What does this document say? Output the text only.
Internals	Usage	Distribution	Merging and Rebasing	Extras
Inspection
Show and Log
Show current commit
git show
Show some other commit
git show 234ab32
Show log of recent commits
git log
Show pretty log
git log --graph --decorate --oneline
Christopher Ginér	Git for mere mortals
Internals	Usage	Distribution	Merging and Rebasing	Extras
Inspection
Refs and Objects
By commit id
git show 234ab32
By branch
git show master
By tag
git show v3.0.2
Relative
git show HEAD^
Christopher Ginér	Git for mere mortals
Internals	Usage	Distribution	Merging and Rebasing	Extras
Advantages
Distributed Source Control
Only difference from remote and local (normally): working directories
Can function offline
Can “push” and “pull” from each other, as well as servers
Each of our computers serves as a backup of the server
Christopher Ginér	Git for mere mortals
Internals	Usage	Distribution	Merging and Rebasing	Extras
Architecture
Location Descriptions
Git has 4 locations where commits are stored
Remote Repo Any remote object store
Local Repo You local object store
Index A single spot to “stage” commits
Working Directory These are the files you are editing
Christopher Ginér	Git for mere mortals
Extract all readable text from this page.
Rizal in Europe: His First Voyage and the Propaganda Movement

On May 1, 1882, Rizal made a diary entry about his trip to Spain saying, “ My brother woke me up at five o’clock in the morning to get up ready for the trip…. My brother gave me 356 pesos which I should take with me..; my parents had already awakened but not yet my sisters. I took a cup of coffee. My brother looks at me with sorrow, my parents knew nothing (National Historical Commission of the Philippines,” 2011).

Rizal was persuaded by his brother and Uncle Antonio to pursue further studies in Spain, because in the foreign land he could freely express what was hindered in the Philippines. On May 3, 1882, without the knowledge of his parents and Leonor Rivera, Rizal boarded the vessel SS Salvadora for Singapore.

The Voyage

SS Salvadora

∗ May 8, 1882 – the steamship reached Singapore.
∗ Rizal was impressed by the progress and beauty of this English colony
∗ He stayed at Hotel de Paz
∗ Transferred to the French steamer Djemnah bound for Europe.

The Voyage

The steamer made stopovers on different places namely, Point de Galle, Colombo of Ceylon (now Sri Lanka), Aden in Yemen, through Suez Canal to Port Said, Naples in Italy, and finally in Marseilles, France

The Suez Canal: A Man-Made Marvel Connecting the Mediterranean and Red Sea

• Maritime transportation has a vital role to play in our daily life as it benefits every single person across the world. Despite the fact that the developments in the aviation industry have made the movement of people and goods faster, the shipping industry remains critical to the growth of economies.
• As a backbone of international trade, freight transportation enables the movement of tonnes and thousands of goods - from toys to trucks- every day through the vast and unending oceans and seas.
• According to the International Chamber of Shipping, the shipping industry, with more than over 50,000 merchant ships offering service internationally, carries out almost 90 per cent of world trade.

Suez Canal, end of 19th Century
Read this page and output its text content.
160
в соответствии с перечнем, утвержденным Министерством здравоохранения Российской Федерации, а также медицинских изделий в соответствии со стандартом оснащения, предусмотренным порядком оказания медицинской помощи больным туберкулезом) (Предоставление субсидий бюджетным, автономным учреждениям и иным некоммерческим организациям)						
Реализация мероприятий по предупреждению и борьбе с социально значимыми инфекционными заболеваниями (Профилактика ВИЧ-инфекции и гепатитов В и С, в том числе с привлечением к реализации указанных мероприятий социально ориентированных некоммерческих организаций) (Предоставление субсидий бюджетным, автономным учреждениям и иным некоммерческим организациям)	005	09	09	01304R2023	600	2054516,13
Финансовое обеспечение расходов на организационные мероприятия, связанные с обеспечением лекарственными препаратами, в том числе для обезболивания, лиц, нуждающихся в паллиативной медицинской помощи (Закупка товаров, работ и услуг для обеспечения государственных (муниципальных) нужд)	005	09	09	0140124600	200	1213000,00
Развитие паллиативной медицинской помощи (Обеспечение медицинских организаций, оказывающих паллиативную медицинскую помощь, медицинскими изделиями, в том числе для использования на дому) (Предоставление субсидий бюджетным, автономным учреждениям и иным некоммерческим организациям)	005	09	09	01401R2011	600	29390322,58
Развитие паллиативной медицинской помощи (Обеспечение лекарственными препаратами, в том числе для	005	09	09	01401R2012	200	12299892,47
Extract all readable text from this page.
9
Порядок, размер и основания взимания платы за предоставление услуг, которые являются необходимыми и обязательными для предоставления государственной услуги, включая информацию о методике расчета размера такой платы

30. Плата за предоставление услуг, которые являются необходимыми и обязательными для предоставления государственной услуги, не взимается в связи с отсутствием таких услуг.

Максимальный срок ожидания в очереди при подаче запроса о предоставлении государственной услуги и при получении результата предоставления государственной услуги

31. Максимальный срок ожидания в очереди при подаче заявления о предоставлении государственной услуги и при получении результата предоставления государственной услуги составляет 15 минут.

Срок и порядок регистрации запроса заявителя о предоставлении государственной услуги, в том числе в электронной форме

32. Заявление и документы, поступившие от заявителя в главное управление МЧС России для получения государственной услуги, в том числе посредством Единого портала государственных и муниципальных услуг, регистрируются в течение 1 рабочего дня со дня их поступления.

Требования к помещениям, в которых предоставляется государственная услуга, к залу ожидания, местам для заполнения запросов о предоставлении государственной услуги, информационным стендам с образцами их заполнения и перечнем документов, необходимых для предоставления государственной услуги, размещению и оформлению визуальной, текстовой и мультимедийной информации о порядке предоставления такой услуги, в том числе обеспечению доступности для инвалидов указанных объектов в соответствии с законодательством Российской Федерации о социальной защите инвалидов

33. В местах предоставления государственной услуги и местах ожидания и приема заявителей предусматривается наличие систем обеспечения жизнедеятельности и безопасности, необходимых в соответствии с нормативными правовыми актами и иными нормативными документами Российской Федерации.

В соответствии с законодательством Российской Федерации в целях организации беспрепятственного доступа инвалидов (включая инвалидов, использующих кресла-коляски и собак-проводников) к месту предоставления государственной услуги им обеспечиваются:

+++++

What do the records say? Quote them all exactly.

What does this document say? Output the text only.
Internals	Usage	Distribution	Merging and Rebasing	Extras
Inspection
Show and Log
Show current commit
git show
Show some other commit
git show 234ab32
Show log of recent commits
git log
Show pretty log
git log --graph --decorate --oneline
Christopher Ginér	Git for mere mortals
Internals	Usage	Distribution	Merging and Rebasing	Extras
Inspection
Refs and Objects
By commit id
git show 234ab32
By branch
git show master
By tag
git show v3.0.2
Relative
git show HEAD^
Christopher Ginér	Git for mere mortals
Internals	Usage	Distribution	Merging and Rebasing	Extras
Advantages
Distributed Source Control
Only difference from remote and local (normally): working directories
Can function offline
Can “push” and “pull” from each other, as well as servers
Each of our computers serves as a backup of the server
Christopher Ginér	Git for mere mortals
Internals	Usage	Distribution	Merging and Rebasing	Extras
Architecture
Location Descriptions
Git has 4 locations where commits are stored
Remote Repo Any remote object store
Local Repo You local object store
Index A single spot to “stage” commits
Working Directory These are the files you are editing
Christopher Ginér	Git for mere mortals
Extract all readable text from this page.
Rizal in Europe: His First Voyage and the Propaganda Movement

On May 1, 1882, Rizal made a diary entry about his trip to Spain saying, “ My brother woke me up at five o’clock in the morning to get up ready for the trip…. My brother gave me 356 pesos which I should take with me..; my parents had already awakened but not yet my sisters. I took a cup of coffee. My brother looks at me with sorrow, my parents knew nothing (National Historical Commission of the Philippines,” 2011).

Rizal was persuaded by his brother and Uncle Antonio to pursue further studies in Spain, because in the foreign land he could freely express what was hindered in the Philippines. On May 3, 1882, without the knowledge of his parents and Leonor Rivera, Rizal boarded the vessel SS Salvadora for Singapore.

The Voyage

SS Salvadora

∗ May 8, 1882 – the steamship reached Singapore.
∗ Rizal was impressed by the progress and beauty of this English colony
∗ He stayed at Hotel de Paz
∗ Transferred to the French steamer Djemnah bound for Europe.

The Voyage

The steamer made stopovers on different places namely, Point de Galle, Colombo of Ceylon (now Sri Lanka), Aden in Yemen, through Suez Canal to Port Said, Naples in Italy, and finally in Marseilles, France

The Suez Canal: A Man-Made Marvel Connecting the Mediterranean and Red Sea

• Maritime transportation has a vital role to play in our daily life as it benefits every single person across the world. Despite the fact that the developments in the aviation industry have made the movement of people and goods faster, the shipping industry remains critical to the growth of economies.
• As a backbone of international trade, freight transportation enables the movement of tonnes and thousands of goods - from toys to trucks- every day through the vast and unending oceans and seas.
• According to the International Chamber of Shipping, the shipping industry, with more than over 50,000 merchant ships offering service internationally, carries out almost 90 per cent of world trade.

Suez Canal, end of 19th Century
Read this page and output its text content.
160
в соответствии с перечнем, утвержденным Министерством здравоохранения Российской Федерации, а также медицинских изделий в соответствии со стандартом оснащения, предусмотренным порядком оказания медицинской помощи больным туберкулезом) (Предоставление субсидий бюджетным, автономным учреждениям и иным некоммерческим организациям)						
Реализация мероприятий по предупреждению и борьбе с социально значимыми инфекционными заболеваниями (Профилактика ВИЧ-инфекции и гепатитов В и С, в том числе с привлечением к реализации указанных мероприятий социально ориентированных некоммерческих организаций) (Предоставление субсидий бюджетным, автономным учреждениям и иным некоммерческим организациям)	005	09	09	01304R2023	600	2054516,13
Финансовое обеспечение расходов на организационные мероприятия, связанные с обеспечением лекарственными препаратами, в том числе для обезболивания, лиц, нуждающихся в паллиативной медицинской помощи (Закупка товаров, работ и услуг для обеспечения государственных (муниципальных) нужд)	005	09	09	0140124600	200	1213000,00
Развитие паллиативной медицинской помощи (Обеспечение медицинских организаций, оказывающих паллиативную медицинскую помощь, медицинскими изделиями, в том числе для использования на дому) (Предоставление субсидий бюджетным, автономным учреждениям и иным некоммерческим организациям)	005	09	09	01401R2011	600	29390322,58
Развитие паллиативной медицинской помощи (Обеспечение лекарственными препаратами, в том числе для	005	09	09	01401R2012	200	12299892,47
Extract all readable text from this page.
9
Порядок, размер и основания взимания платы за предоставление услуг, которые являются необходимыми и обязательными для предоставления государственной услуги, включая информацию о методике расчета размера такой платы

30. Плата за предоставление услуг, которые являются необходимыми и обязательными для предоставления государственной услуги, не взимается в связи с отсутствием таких услуг.

Максимальный срок ожидания в очереди при подаче запроса о предоставлении государственной услуги и при получении результата предоставления государственной услуги

31. Максимальный срок ожидания в очереди при подаче заявления о предоставлении государственной услуги и при получении результата предоставления государственной услуги составляет 15 минут.

Срок и порядок регистрации запроса заявителя о предоставлении государственной услуги, в том числе в электронной форме

32. Заявление и документы, поступившие от заявителя в главное управление МЧС России для получения государственной услуги, в том числе посредством Единого портала государственных и муниципальных услуг, регистрируются в течение 1 рабочего дня со дня их поступления.

Требования к помещениям, в которых предоставляется государственная услуга, к залу ожидания, местам для заполнения запросов о предоставлении государственной услуги, информационным стендам с образцами их заполнения и перечнем документов, необходимых для предоставления государственной услуги, размещению и оформлению визуальной, текстовой и мультимедийной информации о порядке предоставления такой услуги, в том числе обеспечению доступности для инвалидов указанных объектов в соответствии с законодательством Российской Федерации о социальной защите инвалидов

33. В местах предоставления государственной услуги и местах ожидания и приема заявителей предусматривается наличие систем обеспечения жизнедеятельности и безопасности, необходимых в соответствии с нормативными правовыми актами и иными нормативными документами Российской Федерации.

В соответствии с законодательством Российской Федерации в целях организации беспрепятственного доступа инвалидов (включая инвалидов, использующих кресла-коляски и собак-проводников) к месту предоставления государственной услуги им обеспечиваются:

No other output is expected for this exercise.